» REQUIRED TASK
Across all the lines below, how many contain the string "JSON"? Please reply with the number only.

# Start of ENTRIES PROVIDED

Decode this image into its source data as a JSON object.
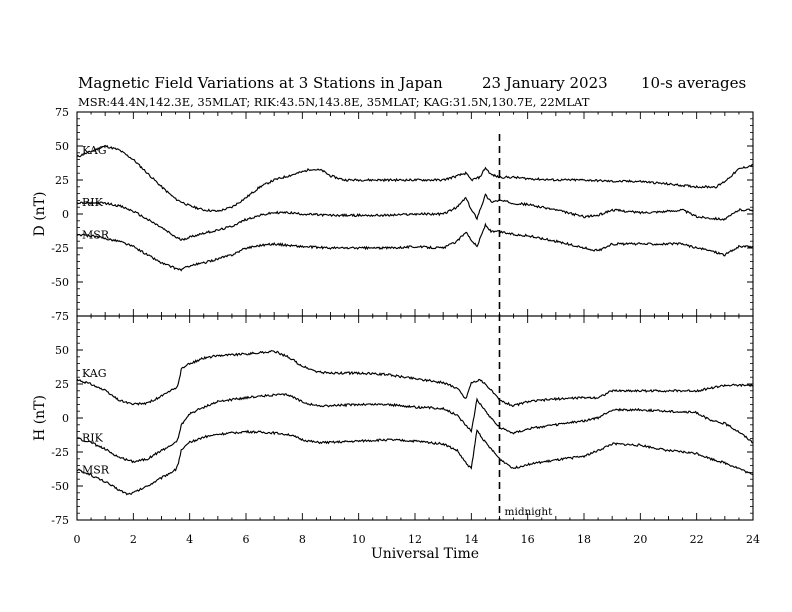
{
  "header": {
    "title": "Magnetic Field Variations at 3 Stations in Japan",
    "date": "23 January  2023",
    "averaging": "10-s averages",
    "stations_line": "MSR:44.4N,142.3E, 35MLAT;  RIK:43.5N,143.8E, 35MLAT;  KAG:31.5N,130.7E, 22MLAT"
  },
  "annotations": {
    "midnight_label": "midnight",
    "midnight_ut": 15
  },
  "chart_data": [
    {
      "type": "line",
      "panel": "D",
      "ylabel": "D (nT)",
      "xlabel": "",
      "xlim": [
        0,
        24
      ],
      "ylim": [
        -75,
        75
      ],
      "yticks": [
        75,
        50,
        25,
        0,
        -25,
        -50,
        -75
      ],
      "xticks": [
        0,
        2,
        4,
        6,
        8,
        10,
        12,
        14,
        16,
        18,
        20,
        22,
        24
      ],
      "series": [
        {
          "name": "KAG",
          "points": [
            [
              0,
              42
            ],
            [
              0.5,
              46
            ],
            [
              1,
              50
            ],
            [
              1.5,
              47
            ],
            [
              2,
              40
            ],
            [
              2.5,
              30
            ],
            [
              3,
              20
            ],
            [
              3.5,
              11
            ],
            [
              4,
              6
            ],
            [
              4.5,
              3
            ],
            [
              5,
              2
            ],
            [
              5.5,
              5
            ],
            [
              6,
              12
            ],
            [
              6.5,
              20
            ],
            [
              7,
              25
            ],
            [
              7.5,
              28
            ],
            [
              8,
              31
            ],
            [
              8.3,
              33
            ],
            [
              8.7,
              32
            ],
            [
              9,
              28
            ],
            [
              9.5,
              25
            ],
            [
              10,
              25
            ],
            [
              11,
              25
            ],
            [
              12,
              25
            ],
            [
              13,
              25
            ],
            [
              13.5,
              28
            ],
            [
              13.8,
              30
            ],
            [
              14,
              25
            ],
            [
              14.3,
              27
            ],
            [
              14.5,
              34
            ],
            [
              14.7,
              29
            ],
            [
              15,
              27
            ],
            [
              15.5,
              27
            ],
            [
              16,
              26
            ],
            [
              17,
              25
            ],
            [
              18,
              25
            ],
            [
              19,
              24
            ],
            [
              20,
              24
            ],
            [
              21,
              22
            ],
            [
              22,
              20
            ],
            [
              22.7,
              20
            ],
            [
              23,
              24
            ],
            [
              23.5,
              33
            ],
            [
              24,
              36
            ]
          ]
        },
        {
          "name": "RIK",
          "points": [
            [
              0,
              8
            ],
            [
              0.5,
              8
            ],
            [
              1,
              8
            ],
            [
              1.5,
              6
            ],
            [
              2,
              2
            ],
            [
              2.5,
              -4
            ],
            [
              3,
              -10
            ],
            [
              3.5,
              -17
            ],
            [
              3.7,
              -19
            ],
            [
              4,
              -17
            ],
            [
              4.5,
              -14
            ],
            [
              5,
              -12
            ],
            [
              5.5,
              -9
            ],
            [
              6,
              -4
            ],
            [
              6.5,
              -1
            ],
            [
              7,
              1
            ],
            [
              7.5,
              1
            ],
            [
              8,
              0
            ],
            [
              9,
              -1
            ],
            [
              10,
              -1
            ],
            [
              11,
              -1
            ],
            [
              12,
              0
            ],
            [
              13,
              0
            ],
            [
              13.5,
              5
            ],
            [
              13.8,
              12
            ],
            [
              14,
              3
            ],
            [
              14.2,
              -3
            ],
            [
              14.5,
              14
            ],
            [
              14.7,
              9
            ],
            [
              15,
              10
            ],
            [
              15.5,
              8
            ],
            [
              16,
              7
            ],
            [
              17,
              3
            ],
            [
              18,
              -2
            ],
            [
              18.5,
              -1
            ],
            [
              19,
              3
            ],
            [
              20,
              1
            ],
            [
              21,
              2
            ],
            [
              21.5,
              3
            ],
            [
              22,
              -2
            ],
            [
              22.5,
              -3
            ],
            [
              23,
              -4
            ],
            [
              23.5,
              3
            ],
            [
              24,
              3
            ]
          ]
        },
        {
          "name": "MSR",
          "points": [
            [
              0,
              -15
            ],
            [
              0.5,
              -16
            ],
            [
              1,
              -18
            ],
            [
              1.5,
              -20
            ],
            [
              2,
              -24
            ],
            [
              2.5,
              -30
            ],
            [
              3,
              -36
            ],
            [
              3.5,
              -40
            ],
            [
              3.7,
              -41
            ],
            [
              4,
              -38
            ],
            [
              4.5,
              -36
            ],
            [
              5,
              -33
            ],
            [
              5.5,
              -30
            ],
            [
              6,
              -25
            ],
            [
              6.5,
              -23
            ],
            [
              7,
              -22
            ],
            [
              7.5,
              -23
            ],
            [
              8,
              -24
            ],
            [
              9,
              -25
            ],
            [
              10,
              -25
            ],
            [
              11,
              -25
            ],
            [
              12,
              -24
            ],
            [
              13,
              -25
            ],
            [
              13.5,
              -20
            ],
            [
              13.8,
              -13
            ],
            [
              14,
              -19
            ],
            [
              14.2,
              -24
            ],
            [
              14.5,
              -8
            ],
            [
              14.7,
              -13
            ],
            [
              15,
              -13
            ],
            [
              15.5,
              -15
            ],
            [
              16,
              -16
            ],
            [
              17,
              -20
            ],
            [
              18,
              -25
            ],
            [
              18.5,
              -27
            ],
            [
              19,
              -22
            ],
            [
              20,
              -22
            ],
            [
              21,
              -22
            ],
            [
              21.5,
              -22
            ],
            [
              22,
              -25
            ],
            [
              22.5,
              -27
            ],
            [
              23,
              -30
            ],
            [
              23.5,
              -24
            ],
            [
              24,
              -24
            ]
          ]
        }
      ]
    },
    {
      "type": "line",
      "panel": "H",
      "ylabel": "H (nT)",
      "xlabel": "Universal Time",
      "xlim": [
        0,
        24
      ],
      "ylim": [
        -75,
        75
      ],
      "yticks": [
        75,
        50,
        25,
        0,
        -25,
        -50,
        -75
      ],
      "xticks": [
        0,
        2,
        4,
        6,
        8,
        10,
        12,
        14,
        16,
        18,
        20,
        22,
        24
      ],
      "series": [
        {
          "name": "KAG",
          "points": [
            [
              0,
              28
            ],
            [
              0.5,
              25
            ],
            [
              1,
              20
            ],
            [
              1.5,
              13
            ],
            [
              2,
              10
            ],
            [
              2.5,
              11
            ],
            [
              3,
              16
            ],
            [
              3.5,
              22
            ],
            [
              3.6,
              25
            ],
            [
              3.7,
              36
            ],
            [
              4,
              40
            ],
            [
              4.5,
              44
            ],
            [
              5,
              46
            ],
            [
              6,
              47
            ],
            [
              7,
              49
            ],
            [
              7.5,
              45
            ],
            [
              8,
              38
            ],
            [
              8.5,
              34
            ],
            [
              9,
              33
            ],
            [
              10,
              33
            ],
            [
              11,
              32
            ],
            [
              12,
              29
            ],
            [
              13,
              26
            ],
            [
              13.5,
              22
            ],
            [
              13.8,
              14
            ],
            [
              14,
              26
            ],
            [
              14.3,
              28
            ],
            [
              14.6,
              23
            ],
            [
              15,
              13
            ],
            [
              15.5,
              9
            ],
            [
              16,
              12
            ],
            [
              17,
              14
            ],
            [
              18,
              15
            ],
            [
              18.5,
              15
            ],
            [
              19,
              20
            ],
            [
              20,
              20
            ],
            [
              21,
              20
            ],
            [
              22,
              20
            ],
            [
              22.5,
              22
            ],
            [
              23,
              24
            ],
            [
              24,
              24
            ]
          ]
        },
        {
          "name": "RIK",
          "points": [
            [
              0,
              -15
            ],
            [
              0.5,
              -18
            ],
            [
              1,
              -23
            ],
            [
              1.5,
              -29
            ],
            [
              2,
              -32
            ],
            [
              2.5,
              -30
            ],
            [
              3,
              -24
            ],
            [
              3.5,
              -18
            ],
            [
              3.6,
              -15
            ],
            [
              3.7,
              -5
            ],
            [
              4,
              3
            ],
            [
              4.5,
              8
            ],
            [
              5,
              12
            ],
            [
              6,
              15
            ],
            [
              7,
              17
            ],
            [
              7.5,
              17
            ],
            [
              8,
              12
            ],
            [
              8.5,
              9
            ],
            [
              9,
              9
            ],
            [
              10,
              10
            ],
            [
              11,
              10
            ],
            [
              12,
              8
            ],
            [
              13,
              7
            ],
            [
              13.5,
              2
            ],
            [
              13.8,
              -5
            ],
            [
              14,
              -10
            ],
            [
              14.2,
              14
            ],
            [
              14.5,
              5
            ],
            [
              15,
              -7
            ],
            [
              15.5,
              -11
            ],
            [
              16,
              -8
            ],
            [
              17,
              -5
            ],
            [
              18,
              -2
            ],
            [
              18.5,
              0
            ],
            [
              19,
              6
            ],
            [
              20,
              6
            ],
            [
              21,
              5
            ],
            [
              22,
              4
            ],
            [
              22.5,
              -2
            ],
            [
              23,
              -4
            ],
            [
              23.5,
              -10
            ],
            [
              24,
              -18
            ]
          ]
        },
        {
          "name": "MSR",
          "points": [
            [
              0,
              -38
            ],
            [
              0.5,
              -42
            ],
            [
              1,
              -47
            ],
            [
              1.5,
              -53
            ],
            [
              1.8,
              -56
            ],
            [
              2,
              -55
            ],
            [
              2.5,
              -50
            ],
            [
              3,
              -44
            ],
            [
              3.5,
              -38
            ],
            [
              3.6,
              -33
            ],
            [
              3.7,
              -24
            ],
            [
              4,
              -18
            ],
            [
              4.5,
              -14
            ],
            [
              5,
              -12
            ],
            [
              6,
              -10
            ],
            [
              7,
              -11
            ],
            [
              7.5,
              -12
            ],
            [
              8,
              -16
            ],
            [
              8.5,
              -18
            ],
            [
              9,
              -18
            ],
            [
              10,
              -17
            ],
            [
              11,
              -16
            ],
            [
              12,
              -17
            ],
            [
              13,
              -19
            ],
            [
              13.5,
              -24
            ],
            [
              13.8,
              -33
            ],
            [
              14,
              -37
            ],
            [
              14.2,
              -9
            ],
            [
              14.5,
              -18
            ],
            [
              15,
              -30
            ],
            [
              15.5,
              -37
            ],
            [
              16,
              -34
            ],
            [
              17,
              -31
            ],
            [
              18,
              -28
            ],
            [
              18.5,
              -24
            ],
            [
              19,
              -19
            ],
            [
              20,
              -20
            ],
            [
              21,
              -24
            ],
            [
              22,
              -26
            ],
            [
              22.5,
              -30
            ],
            [
              23,
              -33
            ],
            [
              23.5,
              -37
            ],
            [
              24,
              -42
            ]
          ]
        }
      ]
    }
  ]
}
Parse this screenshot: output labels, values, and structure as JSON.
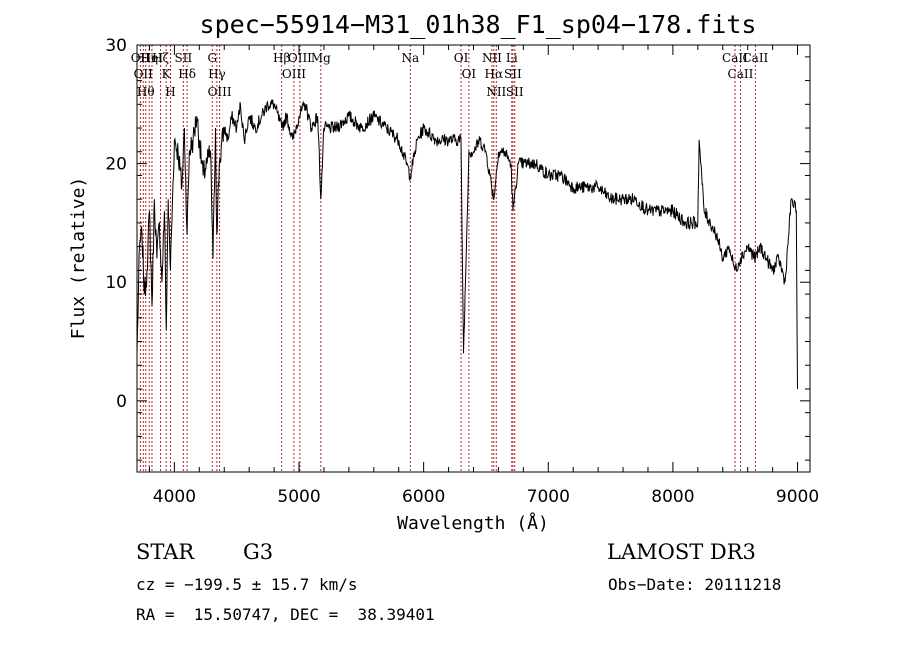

# End of ENTRIES PROVIDED

» WRITTEN SOLUTION
2